■ Given exercise: Extract every entry word for word.

■ Input data:
— begin —

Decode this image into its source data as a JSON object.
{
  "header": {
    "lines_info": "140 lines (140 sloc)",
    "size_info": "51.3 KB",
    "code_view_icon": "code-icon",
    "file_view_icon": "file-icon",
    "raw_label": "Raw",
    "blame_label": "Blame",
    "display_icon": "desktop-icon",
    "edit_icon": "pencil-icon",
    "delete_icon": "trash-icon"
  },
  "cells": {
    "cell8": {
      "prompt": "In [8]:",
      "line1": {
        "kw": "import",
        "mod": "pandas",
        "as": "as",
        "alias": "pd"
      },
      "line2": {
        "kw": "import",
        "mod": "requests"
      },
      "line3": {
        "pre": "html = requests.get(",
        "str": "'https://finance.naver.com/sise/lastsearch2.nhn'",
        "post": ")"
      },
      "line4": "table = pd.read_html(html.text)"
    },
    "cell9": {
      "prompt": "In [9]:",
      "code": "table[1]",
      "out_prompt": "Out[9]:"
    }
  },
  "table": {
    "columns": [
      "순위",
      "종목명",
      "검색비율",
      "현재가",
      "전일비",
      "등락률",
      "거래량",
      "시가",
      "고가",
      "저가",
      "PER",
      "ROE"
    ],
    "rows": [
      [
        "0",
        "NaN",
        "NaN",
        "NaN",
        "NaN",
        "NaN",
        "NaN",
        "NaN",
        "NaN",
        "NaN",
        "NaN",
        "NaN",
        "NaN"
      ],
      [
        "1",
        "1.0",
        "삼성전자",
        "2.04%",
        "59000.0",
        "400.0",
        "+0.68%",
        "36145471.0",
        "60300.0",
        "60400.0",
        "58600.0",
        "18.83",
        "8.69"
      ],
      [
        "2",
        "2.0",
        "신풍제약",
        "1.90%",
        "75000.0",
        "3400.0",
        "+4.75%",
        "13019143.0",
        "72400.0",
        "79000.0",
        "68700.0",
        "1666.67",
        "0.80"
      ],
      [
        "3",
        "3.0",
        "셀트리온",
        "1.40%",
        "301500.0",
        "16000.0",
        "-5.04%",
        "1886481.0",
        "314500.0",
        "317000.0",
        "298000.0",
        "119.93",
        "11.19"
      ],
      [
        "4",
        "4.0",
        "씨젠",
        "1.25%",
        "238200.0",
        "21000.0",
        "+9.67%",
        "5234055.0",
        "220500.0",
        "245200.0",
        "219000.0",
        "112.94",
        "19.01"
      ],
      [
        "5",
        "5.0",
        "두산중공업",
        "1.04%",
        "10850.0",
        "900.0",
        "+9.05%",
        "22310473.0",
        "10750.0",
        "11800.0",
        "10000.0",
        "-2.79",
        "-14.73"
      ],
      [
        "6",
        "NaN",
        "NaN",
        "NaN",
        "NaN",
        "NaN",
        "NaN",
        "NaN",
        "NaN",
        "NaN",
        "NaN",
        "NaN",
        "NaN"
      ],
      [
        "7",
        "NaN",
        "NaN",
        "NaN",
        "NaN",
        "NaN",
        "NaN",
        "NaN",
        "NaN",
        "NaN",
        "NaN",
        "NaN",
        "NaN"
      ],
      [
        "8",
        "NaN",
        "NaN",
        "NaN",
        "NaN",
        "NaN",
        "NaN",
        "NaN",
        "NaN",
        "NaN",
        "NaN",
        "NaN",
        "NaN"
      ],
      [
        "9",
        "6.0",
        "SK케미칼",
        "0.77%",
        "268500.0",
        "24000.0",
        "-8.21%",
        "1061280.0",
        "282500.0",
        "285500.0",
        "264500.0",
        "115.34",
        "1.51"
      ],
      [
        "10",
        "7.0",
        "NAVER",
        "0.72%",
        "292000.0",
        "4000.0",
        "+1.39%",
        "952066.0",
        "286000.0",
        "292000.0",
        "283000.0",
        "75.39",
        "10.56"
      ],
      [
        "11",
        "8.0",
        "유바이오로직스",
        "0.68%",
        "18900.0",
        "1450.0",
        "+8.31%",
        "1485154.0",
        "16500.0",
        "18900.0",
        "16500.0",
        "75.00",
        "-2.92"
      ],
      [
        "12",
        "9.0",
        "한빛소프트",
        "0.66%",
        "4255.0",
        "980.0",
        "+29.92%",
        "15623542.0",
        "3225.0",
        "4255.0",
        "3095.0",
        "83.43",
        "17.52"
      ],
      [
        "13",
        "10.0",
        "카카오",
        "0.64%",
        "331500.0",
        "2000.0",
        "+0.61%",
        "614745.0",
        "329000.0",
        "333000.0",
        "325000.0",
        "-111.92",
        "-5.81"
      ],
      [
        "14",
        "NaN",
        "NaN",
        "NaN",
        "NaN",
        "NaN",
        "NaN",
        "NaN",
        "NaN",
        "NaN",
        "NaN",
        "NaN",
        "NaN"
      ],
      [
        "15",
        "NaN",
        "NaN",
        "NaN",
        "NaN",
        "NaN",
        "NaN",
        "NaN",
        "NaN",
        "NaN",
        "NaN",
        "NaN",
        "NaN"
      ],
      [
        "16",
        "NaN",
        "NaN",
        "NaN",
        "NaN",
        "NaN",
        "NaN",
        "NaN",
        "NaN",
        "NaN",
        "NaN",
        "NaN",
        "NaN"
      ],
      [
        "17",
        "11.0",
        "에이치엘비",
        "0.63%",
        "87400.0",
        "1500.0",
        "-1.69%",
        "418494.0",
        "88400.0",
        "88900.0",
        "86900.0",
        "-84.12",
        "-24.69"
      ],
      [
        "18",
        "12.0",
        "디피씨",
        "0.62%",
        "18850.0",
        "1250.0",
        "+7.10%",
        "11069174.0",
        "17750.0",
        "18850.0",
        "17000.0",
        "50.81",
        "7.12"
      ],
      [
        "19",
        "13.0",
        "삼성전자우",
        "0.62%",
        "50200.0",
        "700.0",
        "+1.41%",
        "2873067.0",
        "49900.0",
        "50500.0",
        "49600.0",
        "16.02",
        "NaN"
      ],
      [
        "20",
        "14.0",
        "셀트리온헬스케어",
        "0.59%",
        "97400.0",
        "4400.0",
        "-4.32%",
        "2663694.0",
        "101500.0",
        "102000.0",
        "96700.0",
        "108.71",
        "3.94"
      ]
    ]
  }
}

— end —

■ Finished task:
Decode this image into its source data as a JSON object.
{
  "header": {
    "lines_info": "140 lines (140 sloc)",
    "size_info": "51.3 KB",
    "code_view_icon": "code-icon",
    "file_view_icon": "file-icon",
    "raw_label": "Raw",
    "blame_label": "Blame",
    "display_icon": "desktop-icon",
    "edit_icon": "pencil-icon",
    "delete_icon": "trash-icon"
  },
  "cells": {
    "cell8": {
      "prompt": "In [8]:",
      "line1": {
        "kw": "import",
        "mod": "pandas",
        "as": "as",
        "alias": "pd"
      },
      "line2": {
        "kw": "import",
        "mod": "requests"
      },
      "line3": {
        "pre": "html = requests.get(",
        "str": "'https://finance.naver.com/sise/lastsearch2.nhn'",
        "post": ")"
      },
      "line4": "table = pd.read_html(html.text)"
    },
    "cell9": {
      "prompt": "In [9]:",
      "code": "table[1]",
      "out_prompt": "Out[9]:"
    }
  },
  "table": {
    "columns": [
      "순위",
      "종목명",
      "검색비율",
      "현재가",
      "전일비",
      "등락률",
      "거래량",
      "시가",
      "고가",
      "저가",
      "PER",
      "ROE"
    ],
    "rows": [
      [
        "0",
        "NaN",
        "NaN",
        "NaN",
        "NaN",
        "NaN",
        "NaN",
        "NaN",
        "NaN",
        "NaN",
        "NaN",
        "NaN",
        "NaN"
      ],
      [
        "1",
        "1.0",
        "삼성전자",
        "2.04%",
        "59000.0",
        "400.0",
        "+0.68%",
        "36145471.0",
        "60300.0",
        "60400.0",
        "58600.0",
        "18.83",
        "8.69"
      ],
      [
        "2",
        "2.0",
        "신풍제약",
        "1.90%",
        "75000.0",
        "3400.0",
        "+4.75%",
        "13019143.0",
        "72400.0",
        "79000.0",
        "68700.0",
        "1666.67",
        "0.80"
      ],
      [
        "3",
        "3.0",
        "셀트리온",
        "1.40%",
        "301500.0",
        "16000.0",
        "-5.04%",
        "1886481.0",
        "314500.0",
        "317000.0",
        "298000.0",
        "119.93",
        "11.19"
      ],
      [
        "4",
        "4.0",
        "씨젠",
        "1.25%",
        "238200.0",
        "21000.0",
        "+9.67%",
        "5234055.0",
        "220500.0",
        "245200.0",
        "219000.0",
        "112.94",
        "19.01"
      ],
      [
        "5",
        "5.0",
        "두산중공업",
        "1.04%",
        "10850.0",
        "900.0",
        "+9.05%",
        "22310473.0",
        "10750.0",
        "11800.0",
        "10000.0",
        "-2.79",
        "-14.73"
      ],
      [
        "6",
        "NaN",
        "NaN",
        "NaN",
        "NaN",
        "NaN",
        "NaN",
        "NaN",
        "NaN",
        "NaN",
        "NaN",
        "NaN",
        "NaN"
      ],
      [
        "7",
        "NaN",
        "NaN",
        "NaN",
        "NaN",
        "NaN",
        "NaN",
        "NaN",
        "NaN",
        "NaN",
        "NaN",
        "NaN",
        "NaN"
      ],
      [
        "8",
        "NaN",
        "NaN",
        "NaN",
        "NaN",
        "NaN",
        "NaN",
        "NaN",
        "NaN",
        "NaN",
        "NaN",
        "NaN",
        "NaN"
      ],
      [
        "9",
        "6.0",
        "SK케미칼",
        "0.77%",
        "268500.0",
        "24000.0",
        "-8.21%",
        "1061280.0",
        "282500.0",
        "285500.0",
        "264500.0",
        "115.34",
        "1.51"
      ],
      [
        "10",
        "7.0",
        "NAVER",
        "0.72%",
        "292000.0",
        "4000.0",
        "+1.39%",
        "952066.0",
        "286000.0",
        "292000.0",
        "283000.0",
        "75.39",
        "10.56"
      ],
      [
        "11",
        "8.0",
        "유바이오로직스",
        "0.68%",
        "18900.0",
        "1450.0",
        "+8.31%",
        "1485154.0",
        "16500.0",
        "18900.0",
        "16500.0",
        "75.00",
        "-2.92"
      ],
      [
        "12",
        "9.0",
        "한빛소프트",
        "0.66%",
        "4255.0",
        "980.0",
        "+29.92%",
        "15623542.0",
        "3225.0",
        "4255.0",
        "3095.0",
        "83.43",
        "17.52"
      ],
      [
        "13",
        "10.0",
        "카카오",
        "0.64%",
        "331500.0",
        "2000.0",
        "+0.61%",
        "614745.0",
        "329000.0",
        "333000.0",
        "325000.0",
        "-111.92",
        "-5.81"
      ],
      [
        "14",
        "NaN",
        "NaN",
        "NaN",
        "NaN",
        "NaN",
        "NaN",
        "NaN",
        "NaN",
        "NaN",
        "NaN",
        "NaN",
        "NaN"
      ],
      [
        "15",
        "NaN",
        "NaN",
        "NaN",
        "NaN",
        "NaN",
        "NaN",
        "NaN",
        "NaN",
        "NaN",
        "NaN",
        "NaN",
        "NaN"
      ],
      [
        "16",
        "NaN",
        "NaN",
        "NaN",
        "NaN",
        "NaN",
        "NaN",
        "NaN",
        "NaN",
        "NaN",
        "NaN",
        "NaN",
        "NaN"
      ],
      [
        "17",
        "11.0",
        "에이치엘비",
        "0.63%",
        "87400.0",
        "1500.0",
        "-1.69%",
        "418494.0",
        "88400.0",
        "88900.0",
        "86900.0",
        "-84.12",
        "-24.69"
      ],
      [
        "18",
        "12.0",
        "디피씨",
        "0.62%",
        "18850.0",
        "1250.0",
        "+7.10%",
        "11069174.0",
        "17750.0",
        "18850.0",
        "17000.0",
        "50.81",
        "7.12"
      ],
      [
        "19",
        "13.0",
        "삼성전자우",
        "0.62%",
        "50200.0",
        "700.0",
        "+1.41%",
        "2873067.0",
        "49900.0",
        "50500.0",
        "49600.0",
        "16.02",
        "NaN"
      ],
      [
        "20",
        "14.0",
        "셀트리온헬스케어",
        "0.59%",
        "97400.0",
        "4400.0",
        "-4.32%",
        "2663694.0",
        "101500.0",
        "102000.0",
        "96700.0",
        "108.71",
        "3.94"
      ]
    ]
  }
}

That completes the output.